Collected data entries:
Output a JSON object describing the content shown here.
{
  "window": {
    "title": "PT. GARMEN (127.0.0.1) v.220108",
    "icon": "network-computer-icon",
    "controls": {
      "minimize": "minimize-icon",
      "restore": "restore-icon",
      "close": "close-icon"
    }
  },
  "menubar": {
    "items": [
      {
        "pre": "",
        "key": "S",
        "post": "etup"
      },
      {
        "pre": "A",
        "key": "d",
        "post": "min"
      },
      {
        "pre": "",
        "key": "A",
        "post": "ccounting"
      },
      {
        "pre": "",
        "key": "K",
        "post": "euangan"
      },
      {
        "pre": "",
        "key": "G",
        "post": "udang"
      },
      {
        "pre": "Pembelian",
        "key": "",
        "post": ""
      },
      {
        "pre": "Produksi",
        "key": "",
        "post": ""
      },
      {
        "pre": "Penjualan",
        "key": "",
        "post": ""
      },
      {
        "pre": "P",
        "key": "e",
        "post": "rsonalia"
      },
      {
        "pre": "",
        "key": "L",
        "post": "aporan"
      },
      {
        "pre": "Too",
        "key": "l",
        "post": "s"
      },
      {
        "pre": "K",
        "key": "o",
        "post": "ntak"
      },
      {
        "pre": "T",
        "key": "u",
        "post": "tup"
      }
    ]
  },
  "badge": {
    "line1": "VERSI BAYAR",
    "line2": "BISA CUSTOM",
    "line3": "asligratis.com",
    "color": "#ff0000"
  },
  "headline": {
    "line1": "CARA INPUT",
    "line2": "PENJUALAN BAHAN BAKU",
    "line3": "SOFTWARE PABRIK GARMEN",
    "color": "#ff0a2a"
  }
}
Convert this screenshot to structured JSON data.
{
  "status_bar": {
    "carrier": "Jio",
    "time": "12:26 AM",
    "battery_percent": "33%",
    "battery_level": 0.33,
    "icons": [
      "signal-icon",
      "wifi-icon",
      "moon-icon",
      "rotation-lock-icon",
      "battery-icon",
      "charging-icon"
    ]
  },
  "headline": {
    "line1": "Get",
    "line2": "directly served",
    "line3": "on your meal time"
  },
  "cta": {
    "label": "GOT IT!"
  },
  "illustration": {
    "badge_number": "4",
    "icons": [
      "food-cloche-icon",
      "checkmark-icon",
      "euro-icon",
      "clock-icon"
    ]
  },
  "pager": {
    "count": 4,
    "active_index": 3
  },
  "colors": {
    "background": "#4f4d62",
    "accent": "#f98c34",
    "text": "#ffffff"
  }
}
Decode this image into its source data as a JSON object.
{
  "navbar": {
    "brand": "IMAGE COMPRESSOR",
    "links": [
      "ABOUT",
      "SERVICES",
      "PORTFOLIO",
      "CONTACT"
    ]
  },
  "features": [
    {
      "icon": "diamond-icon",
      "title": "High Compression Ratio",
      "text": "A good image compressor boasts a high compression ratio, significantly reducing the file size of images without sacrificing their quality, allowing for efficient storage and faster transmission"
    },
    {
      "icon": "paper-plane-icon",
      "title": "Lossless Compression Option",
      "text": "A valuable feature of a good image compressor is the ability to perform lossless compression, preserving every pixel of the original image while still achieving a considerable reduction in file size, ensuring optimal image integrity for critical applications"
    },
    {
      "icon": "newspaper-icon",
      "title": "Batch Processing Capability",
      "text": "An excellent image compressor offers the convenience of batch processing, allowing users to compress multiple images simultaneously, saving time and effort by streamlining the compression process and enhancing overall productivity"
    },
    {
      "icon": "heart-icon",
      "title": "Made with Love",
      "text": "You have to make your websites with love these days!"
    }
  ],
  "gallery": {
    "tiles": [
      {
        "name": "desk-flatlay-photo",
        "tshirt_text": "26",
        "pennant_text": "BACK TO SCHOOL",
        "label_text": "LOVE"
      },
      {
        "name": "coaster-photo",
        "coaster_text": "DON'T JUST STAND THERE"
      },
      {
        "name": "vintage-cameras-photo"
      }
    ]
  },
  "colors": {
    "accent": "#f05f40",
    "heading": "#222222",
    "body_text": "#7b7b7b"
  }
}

▸ **What you are asked to do**
Copy down the whole of the data above, matching it exactly.

▸ **Final result**
Output a JSON object describing the content shown here.
{
  "window": {
    "title": "PT. GARMEN (127.0.0.1) v.220108",
    "icon": "network-computer-icon",
    "controls": {
      "minimize": "minimize-icon",
      "restore": "restore-icon",
      "close": "close-icon"
    }
  },
  "menubar": {
    "items": [
      {
        "pre": "",
        "key": "S",
        "post": "etup"
      },
      {
        "pre": "A",
        "key": "d",
        "post": "min"
      },
      {
        "pre": "",
        "key": "A",
        "post": "ccounting"
      },
      {
        "pre": "",
        "key": "K",
        "post": "euangan"
      },
      {
        "pre": "",
        "key": "G",
        "post": "udang"
      },
      {
        "pre": "Pembelian",
        "key": "",
        "post": ""
      },
      {
        "pre": "Produksi",
        "key": "",
        "post": ""
      },
      {
        "pre": "Penjualan",
        "key": "",
        "post": ""
      },
      {
        "pre": "P",
        "key": "e",
        "post": "rsonalia"
      },
      {
        "pre": "",
        "key": "L",
        "post": "aporan"
      },
      {
        "pre": "Too",
        "key": "l",
        "post": "s"
      },
      {
        "pre": "K",
        "key": "o",
        "post": "ntak"
      },
      {
        "pre": "T",
        "key": "u",
        "post": "tup"
      }
    ]
  },
  "badge": {
    "line1": "VERSI BAYAR",
    "line2": "BISA CUSTOM",
    "line3": "asligratis.com",
    "color": "#ff0000"
  },
  "headline": {
    "line1": "CARA INPUT",
    "line2": "PENJUALAN BAHAN BAKU",
    "line3": "SOFTWARE PABRIK GARMEN",
    "color": "#ff0a2a"
  }
}
Convert this screenshot to structured JSON data.
{
  "status_bar": {
    "carrier": "Jio",
    "time": "12:26 AM",
    "battery_percent": "33%",
    "battery_level": 0.33,
    "icons": [
      "signal-icon",
      "wifi-icon",
      "moon-icon",
      "rotation-lock-icon",
      "battery-icon",
      "charging-icon"
    ]
  },
  "headline": {
    "line1": "Get",
    "line2": "directly served",
    "line3": "on your meal time"
  },
  "cta": {
    "label": "GOT IT!"
  },
  "illustration": {
    "badge_number": "4",
    "icons": [
      "food-cloche-icon",
      "checkmark-icon",
      "euro-icon",
      "clock-icon"
    ]
  },
  "pager": {
    "count": 4,
    "active_index": 3
  },
  "colors": {
    "background": "#4f4d62",
    "accent": "#f98c34",
    "text": "#ffffff"
  }
}
Decode this image into its source data as a JSON object.
{
  "navbar": {
    "brand": "IMAGE COMPRESSOR",
    "links": [
      "ABOUT",
      "SERVICES",
      "PORTFOLIO",
      "CONTACT"
    ]
  },
  "features": [
    {
      "icon": "diamond-icon",
      "title": "High Compression Ratio",
      "text": "A good image compressor boasts a high compression ratio, significantly reducing the file size of images without sacrificing their quality, allowing for efficient storage and faster transmission"
    },
    {
      "icon": "paper-plane-icon",
      "title": "Lossless Compression Option",
      "text": "A valuable feature of a good image compressor is the ability to perform lossless compression, preserving every pixel of the original image while still achieving a considerable reduction in file size, ensuring optimal image integrity for critical applications"
    },
    {
      "icon": "newspaper-icon",
      "title": "Batch Processing Capability",
      "text": "An excellent image compressor offers the convenience of batch processing, allowing users to compress multiple images simultaneously, saving time and effort by streamlining the compression process and enhancing overall productivity"
    },
    {
      "icon": "heart-icon",
      "title": "Made with Love",
      "text": "You have to make your websites with love these days!"
    }
  ],
  "gallery": {
    "tiles": [
      {
        "name": "desk-flatlay-photo",
        "tshirt_text": "26",
        "pennant_text": "BACK TO SCHOOL",
        "label_text": "LOVE"
      },
      {
        "name": "coaster-photo",
        "coaster_text": "DON'T JUST STAND THERE"
      },
      {
        "name": "vintage-cameras-photo"
      }
    ]
  },
  "colors": {
    "accent": "#f05f40",
    "heading": "#222222",
    "body_text": "#7b7b7b"
  }
}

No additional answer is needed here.